[Part of a data file]
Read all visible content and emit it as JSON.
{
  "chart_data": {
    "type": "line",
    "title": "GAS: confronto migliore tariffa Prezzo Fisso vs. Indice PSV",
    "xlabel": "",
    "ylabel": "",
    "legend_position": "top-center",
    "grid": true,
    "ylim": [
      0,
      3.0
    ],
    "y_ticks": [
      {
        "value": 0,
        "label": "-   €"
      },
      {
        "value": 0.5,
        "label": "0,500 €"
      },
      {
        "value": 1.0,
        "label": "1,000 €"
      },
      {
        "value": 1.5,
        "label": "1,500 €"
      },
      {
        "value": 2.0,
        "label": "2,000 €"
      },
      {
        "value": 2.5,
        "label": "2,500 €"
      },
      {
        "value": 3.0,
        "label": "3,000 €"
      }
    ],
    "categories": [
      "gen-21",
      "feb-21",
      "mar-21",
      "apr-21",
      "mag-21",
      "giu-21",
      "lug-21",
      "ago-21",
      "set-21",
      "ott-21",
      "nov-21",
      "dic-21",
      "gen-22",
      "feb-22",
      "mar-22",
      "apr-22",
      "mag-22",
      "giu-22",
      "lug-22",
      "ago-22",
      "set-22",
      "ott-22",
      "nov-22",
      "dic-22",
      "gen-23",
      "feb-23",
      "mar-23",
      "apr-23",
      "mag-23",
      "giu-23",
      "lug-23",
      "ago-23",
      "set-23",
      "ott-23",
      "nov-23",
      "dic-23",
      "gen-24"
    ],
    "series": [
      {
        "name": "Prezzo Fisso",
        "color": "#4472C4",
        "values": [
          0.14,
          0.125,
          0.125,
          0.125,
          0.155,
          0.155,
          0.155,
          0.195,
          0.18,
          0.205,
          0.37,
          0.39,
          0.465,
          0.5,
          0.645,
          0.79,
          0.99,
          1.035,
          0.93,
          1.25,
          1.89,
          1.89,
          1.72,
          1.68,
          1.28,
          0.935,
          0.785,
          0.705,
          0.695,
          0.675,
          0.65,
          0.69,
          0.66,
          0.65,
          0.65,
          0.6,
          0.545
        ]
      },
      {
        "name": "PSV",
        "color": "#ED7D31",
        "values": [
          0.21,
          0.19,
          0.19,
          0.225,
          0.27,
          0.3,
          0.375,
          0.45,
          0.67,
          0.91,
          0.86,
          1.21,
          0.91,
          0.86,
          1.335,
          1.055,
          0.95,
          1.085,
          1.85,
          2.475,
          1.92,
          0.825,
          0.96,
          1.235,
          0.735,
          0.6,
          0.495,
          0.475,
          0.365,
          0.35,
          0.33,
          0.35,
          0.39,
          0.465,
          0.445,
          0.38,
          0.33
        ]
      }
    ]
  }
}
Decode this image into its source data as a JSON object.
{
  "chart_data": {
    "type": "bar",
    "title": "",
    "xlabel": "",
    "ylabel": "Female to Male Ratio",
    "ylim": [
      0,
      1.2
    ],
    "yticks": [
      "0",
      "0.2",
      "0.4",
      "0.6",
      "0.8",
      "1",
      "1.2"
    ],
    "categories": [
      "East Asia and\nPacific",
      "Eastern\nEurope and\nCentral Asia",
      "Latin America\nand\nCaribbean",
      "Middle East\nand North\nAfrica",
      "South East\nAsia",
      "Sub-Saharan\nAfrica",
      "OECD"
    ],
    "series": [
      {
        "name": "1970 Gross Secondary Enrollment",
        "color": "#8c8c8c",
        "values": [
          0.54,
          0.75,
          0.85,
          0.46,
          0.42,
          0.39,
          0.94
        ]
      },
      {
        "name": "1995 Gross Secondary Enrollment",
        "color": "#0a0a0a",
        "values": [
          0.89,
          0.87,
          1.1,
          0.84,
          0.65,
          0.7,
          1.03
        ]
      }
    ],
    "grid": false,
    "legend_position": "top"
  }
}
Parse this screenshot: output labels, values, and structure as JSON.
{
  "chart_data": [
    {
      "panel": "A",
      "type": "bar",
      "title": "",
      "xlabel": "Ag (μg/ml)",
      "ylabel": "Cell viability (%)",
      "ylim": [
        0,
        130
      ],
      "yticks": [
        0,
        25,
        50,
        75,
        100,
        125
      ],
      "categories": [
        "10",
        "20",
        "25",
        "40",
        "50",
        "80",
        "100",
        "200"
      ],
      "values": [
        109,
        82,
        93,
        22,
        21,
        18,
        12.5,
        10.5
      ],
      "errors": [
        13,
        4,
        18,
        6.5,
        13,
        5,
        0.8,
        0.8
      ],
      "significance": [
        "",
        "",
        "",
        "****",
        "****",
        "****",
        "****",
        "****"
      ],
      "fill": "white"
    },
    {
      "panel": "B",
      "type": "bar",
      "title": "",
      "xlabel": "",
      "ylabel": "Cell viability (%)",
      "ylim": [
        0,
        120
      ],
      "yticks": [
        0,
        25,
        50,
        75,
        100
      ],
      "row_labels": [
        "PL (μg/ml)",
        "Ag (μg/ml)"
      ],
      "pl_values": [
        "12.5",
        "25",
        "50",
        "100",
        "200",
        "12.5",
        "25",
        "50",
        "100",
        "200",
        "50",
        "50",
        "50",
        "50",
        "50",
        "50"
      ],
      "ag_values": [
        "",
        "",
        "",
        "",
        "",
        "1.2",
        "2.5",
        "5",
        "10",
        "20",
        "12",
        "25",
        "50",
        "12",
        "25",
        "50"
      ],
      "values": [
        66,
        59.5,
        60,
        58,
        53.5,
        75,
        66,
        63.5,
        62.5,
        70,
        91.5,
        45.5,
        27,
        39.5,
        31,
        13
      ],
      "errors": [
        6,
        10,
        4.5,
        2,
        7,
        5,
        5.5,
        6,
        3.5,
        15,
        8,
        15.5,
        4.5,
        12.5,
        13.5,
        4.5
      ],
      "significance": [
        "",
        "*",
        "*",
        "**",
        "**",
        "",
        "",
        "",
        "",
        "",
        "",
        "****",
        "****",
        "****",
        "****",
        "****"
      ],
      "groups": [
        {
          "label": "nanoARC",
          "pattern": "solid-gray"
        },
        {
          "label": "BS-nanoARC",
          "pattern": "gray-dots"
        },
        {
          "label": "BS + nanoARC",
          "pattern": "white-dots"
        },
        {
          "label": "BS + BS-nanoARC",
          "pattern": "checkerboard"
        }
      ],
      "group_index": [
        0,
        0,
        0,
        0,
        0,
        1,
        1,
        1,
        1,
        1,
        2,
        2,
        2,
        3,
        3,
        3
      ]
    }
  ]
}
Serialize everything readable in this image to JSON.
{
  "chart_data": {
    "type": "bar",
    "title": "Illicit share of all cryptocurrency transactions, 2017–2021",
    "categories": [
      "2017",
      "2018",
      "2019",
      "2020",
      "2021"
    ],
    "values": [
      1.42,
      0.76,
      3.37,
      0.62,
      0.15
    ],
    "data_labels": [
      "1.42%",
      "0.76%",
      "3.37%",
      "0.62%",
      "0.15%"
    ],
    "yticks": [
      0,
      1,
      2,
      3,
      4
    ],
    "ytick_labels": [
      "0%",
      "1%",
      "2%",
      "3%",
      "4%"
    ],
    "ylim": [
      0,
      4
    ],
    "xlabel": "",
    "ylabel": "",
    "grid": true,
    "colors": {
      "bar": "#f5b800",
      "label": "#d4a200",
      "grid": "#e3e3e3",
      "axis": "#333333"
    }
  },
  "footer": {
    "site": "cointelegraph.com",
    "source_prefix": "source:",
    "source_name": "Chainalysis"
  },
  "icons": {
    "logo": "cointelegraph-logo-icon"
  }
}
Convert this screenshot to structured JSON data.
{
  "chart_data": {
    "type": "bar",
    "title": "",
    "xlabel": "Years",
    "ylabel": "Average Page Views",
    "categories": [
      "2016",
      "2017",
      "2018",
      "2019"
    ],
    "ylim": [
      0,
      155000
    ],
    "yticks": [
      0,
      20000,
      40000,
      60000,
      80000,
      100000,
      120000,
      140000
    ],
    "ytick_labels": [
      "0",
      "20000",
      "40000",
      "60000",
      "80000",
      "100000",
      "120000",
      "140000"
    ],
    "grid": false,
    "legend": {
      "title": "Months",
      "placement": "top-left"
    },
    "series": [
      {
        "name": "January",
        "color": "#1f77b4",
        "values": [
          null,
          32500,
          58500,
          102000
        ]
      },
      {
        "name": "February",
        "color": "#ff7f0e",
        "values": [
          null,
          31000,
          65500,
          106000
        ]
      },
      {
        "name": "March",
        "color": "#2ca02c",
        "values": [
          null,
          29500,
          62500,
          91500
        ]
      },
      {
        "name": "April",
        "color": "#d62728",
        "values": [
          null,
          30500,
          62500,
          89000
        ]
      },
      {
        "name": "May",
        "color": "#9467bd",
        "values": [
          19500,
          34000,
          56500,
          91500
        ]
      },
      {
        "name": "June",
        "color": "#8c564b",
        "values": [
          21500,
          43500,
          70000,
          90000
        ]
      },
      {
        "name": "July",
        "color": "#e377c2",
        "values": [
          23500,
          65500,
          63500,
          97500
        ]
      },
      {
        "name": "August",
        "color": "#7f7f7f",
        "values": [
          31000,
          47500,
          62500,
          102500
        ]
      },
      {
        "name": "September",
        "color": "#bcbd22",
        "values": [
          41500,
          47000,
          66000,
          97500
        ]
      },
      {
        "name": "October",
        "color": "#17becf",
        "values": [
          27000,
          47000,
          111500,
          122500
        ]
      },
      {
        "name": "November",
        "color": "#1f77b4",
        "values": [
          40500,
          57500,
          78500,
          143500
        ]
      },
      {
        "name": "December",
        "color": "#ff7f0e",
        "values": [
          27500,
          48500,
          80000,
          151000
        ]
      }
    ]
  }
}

* Problem
Lines that include the word "nAfrica" are to be extracted from the data above.

* Task output
      "Middle East\nand North\nAfrica",
      "Sub-Saharan\nAfrica",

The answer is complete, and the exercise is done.